• _Your task_
Search the material below for the word "title". Copy every line that has it.

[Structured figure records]
---

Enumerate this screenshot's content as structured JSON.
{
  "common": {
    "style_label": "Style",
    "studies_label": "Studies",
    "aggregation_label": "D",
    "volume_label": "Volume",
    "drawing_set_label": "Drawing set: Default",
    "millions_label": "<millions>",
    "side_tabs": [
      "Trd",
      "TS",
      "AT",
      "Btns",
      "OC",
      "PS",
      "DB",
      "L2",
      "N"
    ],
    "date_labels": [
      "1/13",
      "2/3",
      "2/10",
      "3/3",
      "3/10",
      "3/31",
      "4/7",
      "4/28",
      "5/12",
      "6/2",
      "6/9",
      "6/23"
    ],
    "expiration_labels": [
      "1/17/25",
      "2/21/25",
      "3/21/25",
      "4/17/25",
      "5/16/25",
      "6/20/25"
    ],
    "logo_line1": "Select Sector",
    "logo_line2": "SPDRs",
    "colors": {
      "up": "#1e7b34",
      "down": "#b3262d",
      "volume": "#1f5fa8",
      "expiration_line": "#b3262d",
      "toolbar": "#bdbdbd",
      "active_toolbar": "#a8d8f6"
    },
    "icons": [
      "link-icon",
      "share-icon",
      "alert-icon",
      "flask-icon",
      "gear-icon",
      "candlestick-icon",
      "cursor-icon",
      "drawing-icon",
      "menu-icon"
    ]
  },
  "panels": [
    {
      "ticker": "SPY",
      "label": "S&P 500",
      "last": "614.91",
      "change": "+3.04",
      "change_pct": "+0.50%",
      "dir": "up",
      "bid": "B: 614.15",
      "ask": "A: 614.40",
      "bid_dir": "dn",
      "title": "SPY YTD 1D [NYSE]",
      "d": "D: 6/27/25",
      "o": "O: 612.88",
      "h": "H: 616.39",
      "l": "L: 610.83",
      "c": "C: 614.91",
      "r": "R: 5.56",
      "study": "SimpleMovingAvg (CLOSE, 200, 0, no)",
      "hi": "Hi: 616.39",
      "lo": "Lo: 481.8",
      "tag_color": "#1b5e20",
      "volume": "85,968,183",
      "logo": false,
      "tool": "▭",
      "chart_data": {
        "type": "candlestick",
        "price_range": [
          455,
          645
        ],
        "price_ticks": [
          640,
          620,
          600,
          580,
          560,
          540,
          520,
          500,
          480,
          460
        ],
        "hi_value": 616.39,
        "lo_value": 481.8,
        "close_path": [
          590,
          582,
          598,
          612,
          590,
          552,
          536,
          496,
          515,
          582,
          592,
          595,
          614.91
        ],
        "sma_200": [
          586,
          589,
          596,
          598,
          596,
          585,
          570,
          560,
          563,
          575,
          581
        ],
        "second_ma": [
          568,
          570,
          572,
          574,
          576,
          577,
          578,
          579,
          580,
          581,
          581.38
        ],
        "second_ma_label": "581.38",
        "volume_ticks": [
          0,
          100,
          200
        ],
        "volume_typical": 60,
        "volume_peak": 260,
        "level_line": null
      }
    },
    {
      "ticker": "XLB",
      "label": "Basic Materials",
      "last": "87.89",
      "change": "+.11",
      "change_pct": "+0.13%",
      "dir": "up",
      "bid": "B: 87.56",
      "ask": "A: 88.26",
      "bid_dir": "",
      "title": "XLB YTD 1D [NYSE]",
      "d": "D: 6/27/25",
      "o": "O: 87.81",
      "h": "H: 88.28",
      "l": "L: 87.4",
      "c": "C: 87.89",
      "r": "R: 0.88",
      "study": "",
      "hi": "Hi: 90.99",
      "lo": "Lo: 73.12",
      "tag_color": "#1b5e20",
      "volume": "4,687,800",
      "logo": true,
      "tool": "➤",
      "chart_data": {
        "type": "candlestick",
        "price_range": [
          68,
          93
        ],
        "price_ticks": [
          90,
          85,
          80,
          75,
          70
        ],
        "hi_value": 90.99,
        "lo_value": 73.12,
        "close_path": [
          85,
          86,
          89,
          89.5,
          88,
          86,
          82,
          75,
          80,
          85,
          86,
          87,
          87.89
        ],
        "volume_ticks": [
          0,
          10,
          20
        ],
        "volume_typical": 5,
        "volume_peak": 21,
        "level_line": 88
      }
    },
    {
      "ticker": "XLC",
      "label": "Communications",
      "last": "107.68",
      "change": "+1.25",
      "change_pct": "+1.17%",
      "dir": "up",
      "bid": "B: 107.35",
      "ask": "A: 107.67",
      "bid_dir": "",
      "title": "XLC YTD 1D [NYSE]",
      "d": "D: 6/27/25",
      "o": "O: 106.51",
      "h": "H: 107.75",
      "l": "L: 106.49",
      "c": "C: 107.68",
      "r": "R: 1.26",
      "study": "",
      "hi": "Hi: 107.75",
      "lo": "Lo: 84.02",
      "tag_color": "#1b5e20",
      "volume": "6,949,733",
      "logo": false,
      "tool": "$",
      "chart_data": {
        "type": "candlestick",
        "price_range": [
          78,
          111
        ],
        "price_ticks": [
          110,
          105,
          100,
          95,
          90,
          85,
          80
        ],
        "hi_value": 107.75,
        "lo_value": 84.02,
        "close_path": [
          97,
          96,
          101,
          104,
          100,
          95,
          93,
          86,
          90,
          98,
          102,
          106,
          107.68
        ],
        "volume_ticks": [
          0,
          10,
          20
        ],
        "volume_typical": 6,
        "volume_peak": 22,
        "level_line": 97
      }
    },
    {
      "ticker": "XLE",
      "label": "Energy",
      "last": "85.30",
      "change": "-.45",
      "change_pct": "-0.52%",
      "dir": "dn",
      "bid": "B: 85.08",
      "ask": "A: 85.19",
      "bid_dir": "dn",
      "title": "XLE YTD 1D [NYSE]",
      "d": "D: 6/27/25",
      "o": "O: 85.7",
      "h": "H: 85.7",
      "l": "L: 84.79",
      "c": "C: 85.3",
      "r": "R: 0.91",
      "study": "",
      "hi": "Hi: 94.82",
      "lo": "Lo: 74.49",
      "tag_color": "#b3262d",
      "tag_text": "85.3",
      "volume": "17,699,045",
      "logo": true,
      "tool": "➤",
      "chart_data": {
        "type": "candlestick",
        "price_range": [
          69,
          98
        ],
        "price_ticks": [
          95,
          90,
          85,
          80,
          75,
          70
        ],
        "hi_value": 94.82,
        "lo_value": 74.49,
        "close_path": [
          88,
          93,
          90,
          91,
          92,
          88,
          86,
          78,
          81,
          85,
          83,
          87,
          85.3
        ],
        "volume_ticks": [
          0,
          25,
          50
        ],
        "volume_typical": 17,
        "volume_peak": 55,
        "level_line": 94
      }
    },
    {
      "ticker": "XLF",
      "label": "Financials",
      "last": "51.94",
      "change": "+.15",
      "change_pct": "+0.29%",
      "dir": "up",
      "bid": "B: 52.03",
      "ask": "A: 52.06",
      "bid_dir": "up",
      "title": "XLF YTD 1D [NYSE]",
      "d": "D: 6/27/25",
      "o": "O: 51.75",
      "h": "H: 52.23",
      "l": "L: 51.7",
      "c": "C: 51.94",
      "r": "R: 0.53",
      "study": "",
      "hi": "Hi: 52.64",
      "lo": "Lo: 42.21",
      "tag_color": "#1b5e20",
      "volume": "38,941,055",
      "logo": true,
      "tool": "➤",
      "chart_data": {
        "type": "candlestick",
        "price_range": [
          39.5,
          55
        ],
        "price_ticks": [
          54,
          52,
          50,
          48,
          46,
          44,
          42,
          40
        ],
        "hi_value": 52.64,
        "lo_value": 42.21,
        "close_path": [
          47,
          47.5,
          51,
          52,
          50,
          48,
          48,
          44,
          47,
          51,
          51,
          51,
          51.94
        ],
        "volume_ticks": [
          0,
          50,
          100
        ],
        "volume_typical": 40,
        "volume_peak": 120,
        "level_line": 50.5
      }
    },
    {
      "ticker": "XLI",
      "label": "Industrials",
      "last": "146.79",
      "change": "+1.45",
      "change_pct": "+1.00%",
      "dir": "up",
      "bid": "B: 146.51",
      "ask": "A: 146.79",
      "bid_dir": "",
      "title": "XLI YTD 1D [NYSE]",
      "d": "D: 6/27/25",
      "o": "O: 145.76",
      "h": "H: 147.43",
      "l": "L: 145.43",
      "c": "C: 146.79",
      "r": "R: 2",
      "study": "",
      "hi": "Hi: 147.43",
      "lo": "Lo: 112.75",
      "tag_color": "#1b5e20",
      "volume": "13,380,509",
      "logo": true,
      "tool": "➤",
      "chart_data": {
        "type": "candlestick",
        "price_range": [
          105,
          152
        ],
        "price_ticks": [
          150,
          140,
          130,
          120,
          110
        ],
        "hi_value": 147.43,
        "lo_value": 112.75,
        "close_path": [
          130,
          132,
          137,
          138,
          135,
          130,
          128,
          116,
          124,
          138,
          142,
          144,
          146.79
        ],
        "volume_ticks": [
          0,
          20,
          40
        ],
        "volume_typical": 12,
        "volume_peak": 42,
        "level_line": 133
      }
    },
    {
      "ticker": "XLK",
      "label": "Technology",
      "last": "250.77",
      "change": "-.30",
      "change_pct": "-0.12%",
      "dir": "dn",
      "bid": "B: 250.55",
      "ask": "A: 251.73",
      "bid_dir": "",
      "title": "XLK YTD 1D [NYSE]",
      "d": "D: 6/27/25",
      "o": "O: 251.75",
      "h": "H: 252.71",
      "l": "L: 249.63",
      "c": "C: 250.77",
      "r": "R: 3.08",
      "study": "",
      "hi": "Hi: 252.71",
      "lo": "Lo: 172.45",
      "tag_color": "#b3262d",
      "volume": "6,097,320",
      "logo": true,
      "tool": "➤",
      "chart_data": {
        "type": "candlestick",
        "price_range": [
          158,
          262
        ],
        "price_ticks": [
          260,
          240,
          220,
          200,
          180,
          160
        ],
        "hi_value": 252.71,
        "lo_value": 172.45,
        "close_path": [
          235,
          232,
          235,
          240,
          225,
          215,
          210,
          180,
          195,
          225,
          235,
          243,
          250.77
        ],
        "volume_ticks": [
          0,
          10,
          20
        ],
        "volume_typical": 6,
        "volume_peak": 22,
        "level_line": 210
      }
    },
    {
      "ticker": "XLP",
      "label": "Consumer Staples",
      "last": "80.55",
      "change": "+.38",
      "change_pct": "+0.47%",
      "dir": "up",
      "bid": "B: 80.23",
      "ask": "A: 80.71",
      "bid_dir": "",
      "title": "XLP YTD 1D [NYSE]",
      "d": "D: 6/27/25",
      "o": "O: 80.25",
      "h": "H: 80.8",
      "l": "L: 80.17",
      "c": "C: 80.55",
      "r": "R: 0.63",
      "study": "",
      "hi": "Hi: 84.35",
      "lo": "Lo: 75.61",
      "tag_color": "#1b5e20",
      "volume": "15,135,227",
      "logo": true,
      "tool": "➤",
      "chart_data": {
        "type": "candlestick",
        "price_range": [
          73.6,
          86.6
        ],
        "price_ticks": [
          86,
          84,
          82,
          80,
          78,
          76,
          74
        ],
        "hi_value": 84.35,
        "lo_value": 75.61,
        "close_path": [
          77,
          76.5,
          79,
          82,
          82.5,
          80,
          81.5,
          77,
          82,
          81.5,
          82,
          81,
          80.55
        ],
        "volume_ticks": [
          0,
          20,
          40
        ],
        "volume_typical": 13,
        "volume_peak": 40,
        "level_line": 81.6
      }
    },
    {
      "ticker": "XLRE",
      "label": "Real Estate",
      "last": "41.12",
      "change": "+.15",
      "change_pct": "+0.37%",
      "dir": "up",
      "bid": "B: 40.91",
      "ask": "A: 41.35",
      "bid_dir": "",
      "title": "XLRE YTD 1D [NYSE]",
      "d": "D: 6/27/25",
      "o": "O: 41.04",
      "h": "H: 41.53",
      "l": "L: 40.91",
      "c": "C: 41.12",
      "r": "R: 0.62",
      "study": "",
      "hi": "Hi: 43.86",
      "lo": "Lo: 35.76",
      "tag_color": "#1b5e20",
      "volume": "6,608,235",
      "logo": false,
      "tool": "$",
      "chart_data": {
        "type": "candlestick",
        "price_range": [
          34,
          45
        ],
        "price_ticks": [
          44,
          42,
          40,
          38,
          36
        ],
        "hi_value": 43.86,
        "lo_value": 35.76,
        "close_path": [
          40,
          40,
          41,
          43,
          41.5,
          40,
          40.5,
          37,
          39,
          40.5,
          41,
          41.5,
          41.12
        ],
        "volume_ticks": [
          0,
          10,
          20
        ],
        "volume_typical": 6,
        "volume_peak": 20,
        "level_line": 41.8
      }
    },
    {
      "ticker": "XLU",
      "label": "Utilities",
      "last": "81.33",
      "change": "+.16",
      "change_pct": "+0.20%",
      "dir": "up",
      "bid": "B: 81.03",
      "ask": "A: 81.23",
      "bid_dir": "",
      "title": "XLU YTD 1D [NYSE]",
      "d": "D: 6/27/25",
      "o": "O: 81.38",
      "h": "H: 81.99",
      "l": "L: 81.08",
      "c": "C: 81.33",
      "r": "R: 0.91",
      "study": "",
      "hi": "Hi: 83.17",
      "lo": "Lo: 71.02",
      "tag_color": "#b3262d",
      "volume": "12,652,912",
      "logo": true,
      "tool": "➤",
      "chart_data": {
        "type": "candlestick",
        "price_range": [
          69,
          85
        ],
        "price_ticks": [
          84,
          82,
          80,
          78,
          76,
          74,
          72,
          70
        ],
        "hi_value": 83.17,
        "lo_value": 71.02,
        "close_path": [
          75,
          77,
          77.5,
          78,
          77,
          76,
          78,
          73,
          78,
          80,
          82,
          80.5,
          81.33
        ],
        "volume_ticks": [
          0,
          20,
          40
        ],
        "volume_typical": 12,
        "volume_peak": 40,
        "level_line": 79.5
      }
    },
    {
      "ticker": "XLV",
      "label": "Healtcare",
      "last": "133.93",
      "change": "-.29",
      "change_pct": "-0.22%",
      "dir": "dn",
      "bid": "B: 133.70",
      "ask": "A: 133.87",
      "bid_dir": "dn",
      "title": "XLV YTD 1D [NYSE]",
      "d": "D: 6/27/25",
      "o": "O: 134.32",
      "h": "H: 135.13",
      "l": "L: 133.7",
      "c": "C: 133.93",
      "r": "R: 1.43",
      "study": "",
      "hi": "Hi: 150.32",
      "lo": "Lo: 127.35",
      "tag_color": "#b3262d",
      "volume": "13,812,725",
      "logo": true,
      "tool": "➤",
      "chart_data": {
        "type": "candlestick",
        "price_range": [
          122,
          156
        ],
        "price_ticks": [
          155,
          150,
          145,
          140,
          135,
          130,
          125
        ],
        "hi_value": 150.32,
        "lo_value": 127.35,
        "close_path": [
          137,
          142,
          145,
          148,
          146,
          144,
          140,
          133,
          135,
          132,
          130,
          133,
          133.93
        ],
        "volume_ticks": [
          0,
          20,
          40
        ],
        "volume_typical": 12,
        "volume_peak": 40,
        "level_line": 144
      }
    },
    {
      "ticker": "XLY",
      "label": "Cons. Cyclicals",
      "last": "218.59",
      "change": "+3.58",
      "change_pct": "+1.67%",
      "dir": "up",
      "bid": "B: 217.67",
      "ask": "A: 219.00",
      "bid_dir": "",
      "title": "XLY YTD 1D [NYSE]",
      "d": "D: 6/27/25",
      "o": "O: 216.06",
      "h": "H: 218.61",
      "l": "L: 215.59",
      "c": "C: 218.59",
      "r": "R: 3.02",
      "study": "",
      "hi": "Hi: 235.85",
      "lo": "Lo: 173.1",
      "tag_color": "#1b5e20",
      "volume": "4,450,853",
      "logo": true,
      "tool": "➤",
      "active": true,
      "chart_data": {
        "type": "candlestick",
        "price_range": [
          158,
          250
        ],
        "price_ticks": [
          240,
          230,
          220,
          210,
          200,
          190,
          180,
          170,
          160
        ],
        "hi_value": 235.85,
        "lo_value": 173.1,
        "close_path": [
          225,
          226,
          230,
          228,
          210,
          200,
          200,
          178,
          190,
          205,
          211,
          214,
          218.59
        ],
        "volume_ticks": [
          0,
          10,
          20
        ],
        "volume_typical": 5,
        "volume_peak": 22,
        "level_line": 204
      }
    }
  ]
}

---

• _The output_
      "title": "SPY YTD 1D [NYSE]",
      "title": "XLB YTD 1D [NYSE]",
      "title": "XLC YTD 1D [NYSE]",
      "title": "XLE YTD 1D [NYSE]",
      "title": "XLF YTD 1D [NYSE]",
      "title": "XLI YTD 1D [NYSE]",
      "title": "XLK YTD 1D [NYSE]",
      "title": "XLP YTD 1D [NYSE]",
      "title": "XLRE YTD 1D [NYSE]",
      "title": "XLU YTD 1D [NYSE]",
      "title": "XLV YTD 1D [NYSE]",
      "title": "XLY YTD 1D [NYSE]",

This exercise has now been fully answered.